AIM OF THE EXERCISE - Pictures stay out of the copy; set down each line of the listing below exactly.

Data extracted from a collection:
* * * * * * * * *

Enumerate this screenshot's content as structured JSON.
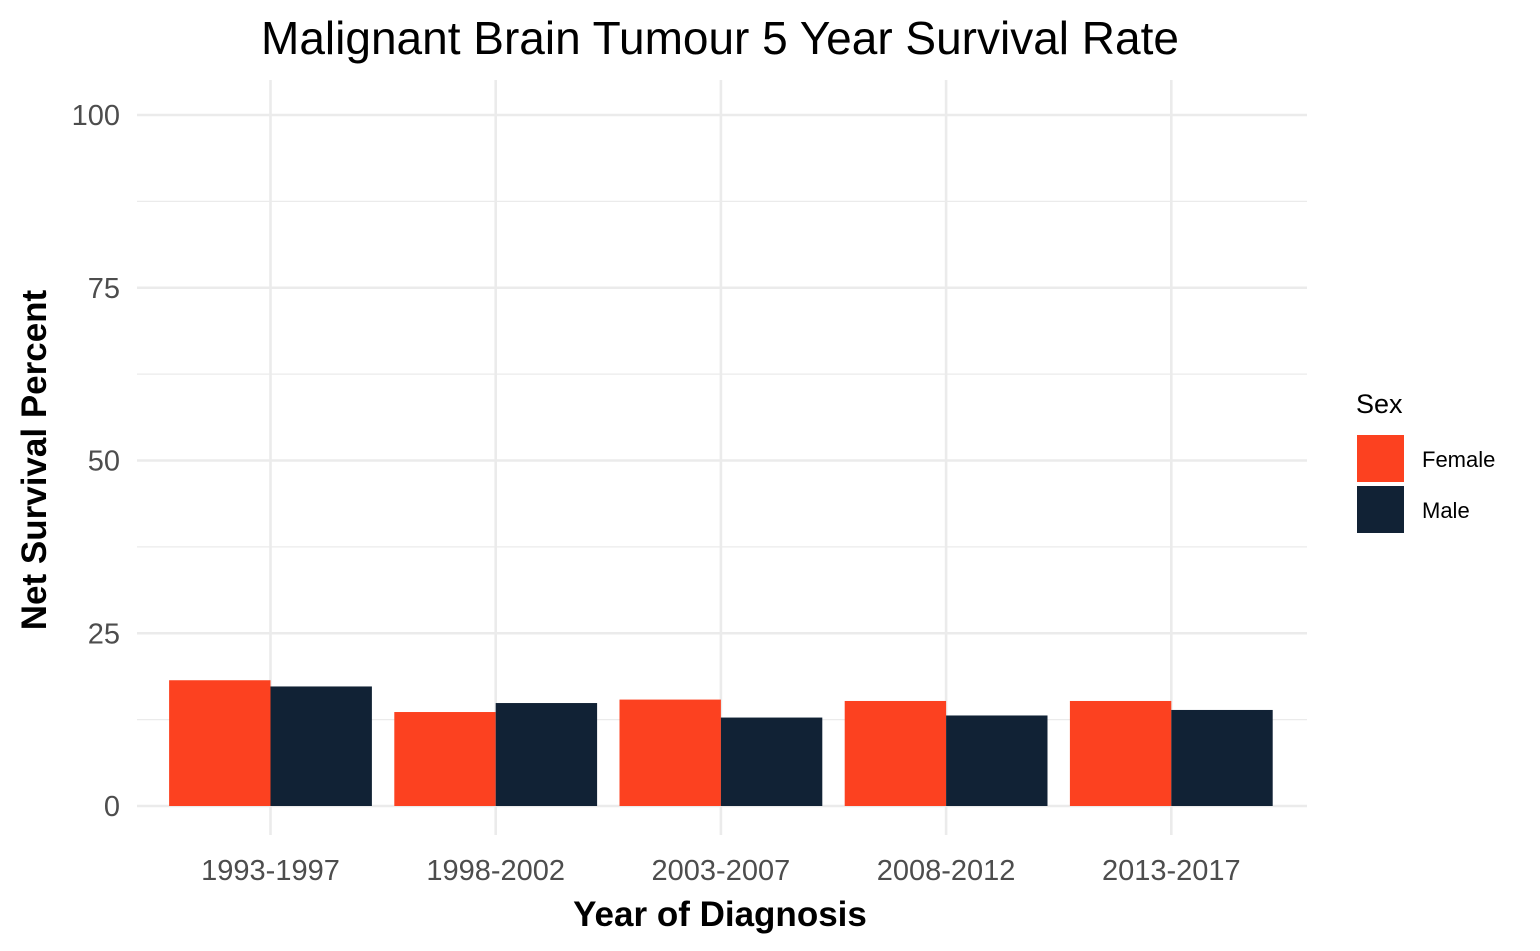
{
  "chart_data": {
    "type": "bar",
    "title": "Malignant Brain Tumour 5 Year Survival Rate",
    "xlabel": "Year of Diagnosis",
    "ylabel": "Net Survival Percent",
    "categories": [
      "1993-1997",
      "1998-2002",
      "2003-2007",
      "2008-2012",
      "2013-2017"
    ],
    "series": [
      {
        "name": "Female",
        "color": "#fc4120",
        "values": [
          18.2,
          13.6,
          15.4,
          15.2,
          15.2
        ]
      },
      {
        "name": "Male",
        "color": "#112235",
        "values": [
          17.3,
          14.9,
          12.8,
          13.1,
          13.9
        ]
      }
    ],
    "ylim": [
      0,
      100
    ],
    "yticks": [
      0,
      25,
      50,
      75,
      100
    ],
    "grid": true,
    "legend": {
      "title": "Sex",
      "position": "right"
    }
  }
}
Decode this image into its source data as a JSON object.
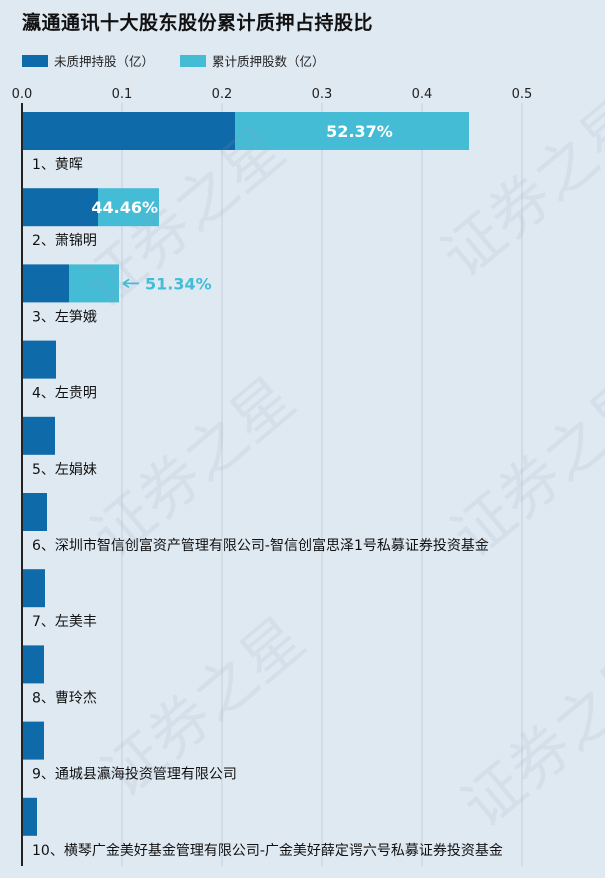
{
  "title": "瀛通通讯十大股东股份累计质押占持股比",
  "legend": {
    "unpledged": "未质押持股（亿）",
    "pledged": "累计质押股数（亿）"
  },
  "colors": {
    "unpledged": "#0e6aa8",
    "pledged": "#44bcd6",
    "background": "#dfe9f2",
    "axis": "#222222",
    "grid": "#c4cfdb",
    "label_on_bar": "#ffffff",
    "label_outside": "#44bcd6"
  },
  "watermark": "证券之星",
  "chart_data": {
    "type": "bar",
    "orientation": "horizontal",
    "stacked": true,
    "xlim": [
      0,
      0.5
    ],
    "xticks": [
      "0.0",
      "0.1",
      "0.2",
      "0.3",
      "0.4",
      "0.5"
    ],
    "categories": [
      "1、黄晖",
      "2、萧锦明",
      "3、左笋娥",
      "4、左贵明",
      "5、左娟妹",
      "6、深圳市智信创富资产管理有限公司-智信创富思泽1号私募证券投资基金",
      "7、左美丰",
      "8、曹玲杰",
      "9、通城县瀛海投资管理有限公司",
      "10、横琴广金美好基金管理有限公司-广金美好薛定谔六号私募证券投资基金"
    ],
    "series": [
      {
        "name": "未质押持股（亿）",
        "values": [
          0.213,
          0.076,
          0.047,
          0.034,
          0.033,
          0.025,
          0.023,
          0.022,
          0.022,
          0.015
        ]
      },
      {
        "name": "累计质押股数（亿）",
        "values": [
          0.234,
          0.061,
          0.05,
          0,
          0,
          0,
          0,
          0,
          0,
          0
        ]
      }
    ],
    "pledge_ratio_labels": [
      "52.37%",
      "44.46%",
      "51.34%",
      "",
      "",
      "",
      "",
      "",
      "",
      ""
    ],
    "grid": true,
    "legend_position": "top-left"
  }
}
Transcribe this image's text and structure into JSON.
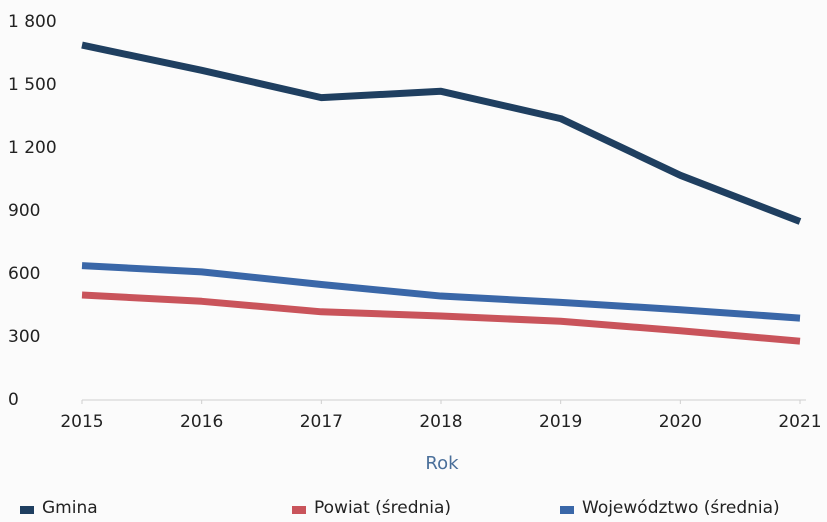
{
  "chart_data": {
    "type": "line",
    "x": [
      2015,
      2016,
      2017,
      2018,
      2019,
      2020,
      2021
    ],
    "xlim": [
      2015,
      2021
    ],
    "xticks": [
      2015,
      2016,
      2017,
      2018,
      2019,
      2020,
      2021
    ],
    "xlabel": "Rok",
    "ylim": [
      0,
      1800
    ],
    "yticks": [
      0,
      300,
      600,
      900,
      {
        "value": 1200,
        "label": "1 200"
      },
      {
        "value": 1500,
        "label": "1 500"
      },
      {
        "value": 1800,
        "label": "1 800"
      }
    ],
    "grid": false,
    "legend": "bottom",
    "series": [
      {
        "name": "Gmina",
        "color": "#1f3f60",
        "values": [
          1690,
          1570,
          1440,
          1470,
          1340,
          1070,
          850
        ]
      },
      {
        "name": "Powiat (średnia)",
        "color": "#c9545b",
        "values": [
          500,
          470,
          420,
          400,
          375,
          330,
          280
        ]
      },
      {
        "name": "Województwo (średnia)",
        "color": "#3a67a8",
        "values": [
          640,
          610,
          550,
          495,
          465,
          430,
          390
        ]
      }
    ]
  }
}
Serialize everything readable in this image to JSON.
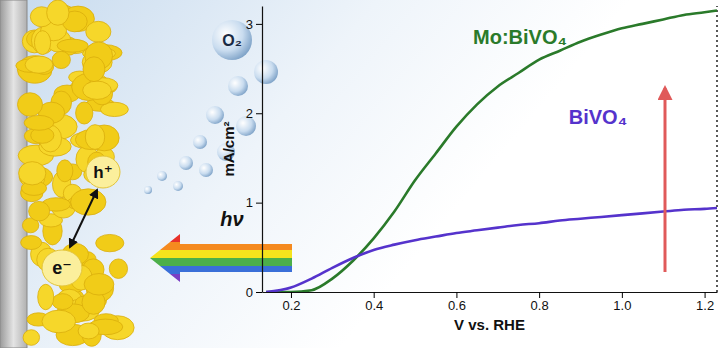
{
  "chart_data": {
    "type": "line",
    "xlabel": "V vs. RHE",
    "ylabel": "mA/cm²",
    "annotations": [
      "O₂",
      "h⁺",
      "e⁻",
      "hν"
    ],
    "x": [
      0.14,
      0.2,
      0.25,
      0.3,
      0.35,
      0.4,
      0.45,
      0.5,
      0.55,
      0.6,
      0.65,
      0.7,
      0.75,
      0.8,
      0.85,
      0.9,
      0.95,
      1.0,
      1.05,
      1.1,
      1.15,
      1.2,
      1.23
    ],
    "xlim": [
      0.13,
      1.23
    ],
    "xticks": [
      0.2,
      0.4,
      0.6,
      0.8,
      {
        "value": 1,
        "label": "1.0"
      },
      1.2
    ],
    "ylim": [
      0,
      3.2
    ],
    "yticks": [
      0,
      1,
      2,
      3
    ],
    "series": [
      {
        "name": "Mo:BiVO₄",
        "color": "#2a7a2a",
        "values": [
          0,
          0,
          0.02,
          0.15,
          0.35,
          0.6,
          0.9,
          1.25,
          1.55,
          1.85,
          2.1,
          2.3,
          2.45,
          2.6,
          2.7,
          2.8,
          2.88,
          2.95,
          3.0,
          3.05,
          3.1,
          3.13,
          3.15
        ]
      },
      {
        "name": "BiVO₄",
        "color": "#5533cc",
        "values": [
          0,
          0.05,
          0.15,
          0.27,
          0.38,
          0.47,
          0.53,
          0.58,
          0.62,
          0.66,
          0.69,
          0.72,
          0.75,
          0.77,
          0.8,
          0.82,
          0.84,
          0.86,
          0.88,
          0.9,
          0.92,
          0.93,
          0.94
        ]
      }
    ]
  }
}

* * * * * * * * *

WRITTEN SOLUTION -
Enumerate this screenshot's content as structured JSON.
{
  "chart_data": {
    "type": "bar",
    "title": "Malignant Brain Tumour 5 Year Survival Rate",
    "xlabel": "Year of Diagnosis",
    "ylabel": "Net Survival Percent",
    "categories": [
      "1993-1997",
      "1998-2002",
      "2003-2007",
      "2008-2012",
      "2013-2017"
    ],
    "series": [
      {
        "name": "Female",
        "color": "#fc4120",
        "values": [
          18.2,
          13.6,
          15.4,
          15.2,
          15.2
        ]
      },
      {
        "name": "Male",
        "color": "#112235",
        "values": [
          17.3,
          14.9,
          12.8,
          13.1,
          13.9
        ]
      }
    ],
    "ylim": [
      0,
      100
    ],
    "yticks": [
      0,
      25,
      50,
      75,
      100
    ],
    "grid": true,
    "legend": {
      "title": "Sex",
      "position": "right"
    }
  }
}
Decode this image into its source data as a JSON object.
{
  "title": "瀛通通讯十大股东股份累计质押占持股比",
  "legend": {
    "unpledged": "未质押持股（亿）",
    "pledged": "累计质押股数（亿）"
  },
  "colors": {
    "unpledged": "#0e6aa8",
    "pledged": "#44bcd6",
    "background": "#dfe9f2",
    "axis": "#222222",
    "grid": "#c4cfdb",
    "label_on_bar": "#ffffff",
    "label_outside": "#44bcd6"
  },
  "watermark": "证券之星",
  "chart_data": {
    "type": "bar",
    "orientation": "horizontal",
    "stacked": true,
    "xlim": [
      0,
      0.5
    ],
    "xticks": [
      "0.0",
      "0.1",
      "0.2",
      "0.3",
      "0.4",
      "0.5"
    ],
    "categories": [
      "1、黄晖",
      "2、萧锦明",
      "3、左笋娥",
      "4、左贵明",
      "5、左娟妹",
      "6、深圳市智信创富资产管理有限公司-智信创富思泽1号私募证券投资基金",
      "7、左美丰",
      "8、曹玲杰",
      "9、通城县瀛海投资管理有限公司",
      "10、横琴广金美好基金管理有限公司-广金美好薛定谔六号私募证券投资基金"
    ],
    "series": [
      {
        "name": "未质押持股（亿）",
        "values": [
          0.213,
          0.076,
          0.047,
          0.034,
          0.033,
          0.025,
          0.023,
          0.022,
          0.022,
          0.015
        ]
      },
      {
        "name": "累计质押股数（亿）",
        "values": [
          0.234,
          0.061,
          0.05,
          0,
          0,
          0,
          0,
          0,
          0,
          0
        ]
      }
    ],
    "pledge_ratio_labels": [
      "52.37%",
      "44.46%",
      "51.34%",
      "",
      "",
      "",
      "",
      "",
      "",
      ""
    ],
    "grid": true,
    "legend_position": "top-left"
  }
}
Transcribe this image's text and structure into JSON.
{
  "chart_data": {
    "type": "line",
    "x": [
      2015,
      2016,
      2017,
      2018,
      2019,
      2020,
      2021
    ],
    "xlim": [
      2015,
      2021
    ],
    "xticks": [
      2015,
      2016,
      2017,
      2018,
      2019,
      2020,
      2021
    ],
    "xlabel": "Rok",
    "ylim": [
      0,
      1800
    ],
    "yticks": [
      0,
      300,
      600,
      900,
      {
        "value": 1200,
        "label": "1 200"
      },
      {
        "value": 1500,
        "label": "1 500"
      },
      {
        "value": 1800,
        "label": "1 800"
      }
    ],
    "grid": false,
    "legend": "bottom",
    "series": [
      {
        "name": "Gmina",
        "color": "#1f3f60",
        "values": [
          1690,
          1570,
          1440,
          1470,
          1340,
          1070,
          850
        ]
      },
      {
        "name": "Powiat (średnia)",
        "color": "#c9545b",
        "values": [
          500,
          470,
          420,
          400,
          375,
          330,
          280
        ]
      },
      {
        "name": "Województwo (średnia)",
        "color": "#3a67a8",
        "values": [
          640,
          610,
          550,
          495,
          465,
          430,
          390
        ]
      }
    ]
  }
}
Serialize everything readable in this image to JSON.
{
  "chart_data": {
    "type": "line",
    "xlabel": "V vs. RHE",
    "ylabel": "mA/cm²",
    "annotations": [
      "O₂",
      "h⁺",
      "e⁻",
      "hν"
    ],
    "x": [
      0.14,
      0.2,
      0.25,
      0.3,
      0.35,
      0.4,
      0.45,
      0.5,
      0.55,
      0.6,
      0.65,
      0.7,
      0.75,
      0.8,
      0.85,
      0.9,
      0.95,
      1.0,
      1.05,
      1.1,
      1.15,
      1.2,
      1.23
    ],
    "xlim": [
      0.13,
      1.23
    ],
    "xticks": [
      0.2,
      0.4,
      0.6,
      0.8,
      {
        "value": 1,
        "label": "1.0"
      },
      1.2
    ],
    "ylim": [
      0,
      3.2
    ],
    "yticks": [
      0,
      1,
      2,
      3
    ],
    "series": [
      {
        "name": "Mo:BiVO₄",
        "color": "#2a7a2a",
        "values": [
          0,
          0,
          0.02,
          0.15,
          0.35,
          0.6,
          0.9,
          1.25,
          1.55,
          1.85,
          2.1,
          2.3,
          2.45,
          2.6,
          2.7,
          2.8,
          2.88,
          2.95,
          3.0,
          3.05,
          3.1,
          3.13,
          3.15
        ]
      },
      {
        "name": "BiVO₄",
        "color": "#5533cc",
        "values": [
          0,
          0.05,
          0.15,
          0.27,
          0.38,
          0.47,
          0.53,
          0.58,
          0.62,
          0.66,
          0.69,
          0.72,
          0.75,
          0.77,
          0.8,
          0.82,
          0.84,
          0.86,
          0.88,
          0.9,
          0.92,
          0.93,
          0.94
        ]
      }
    ]
  }
}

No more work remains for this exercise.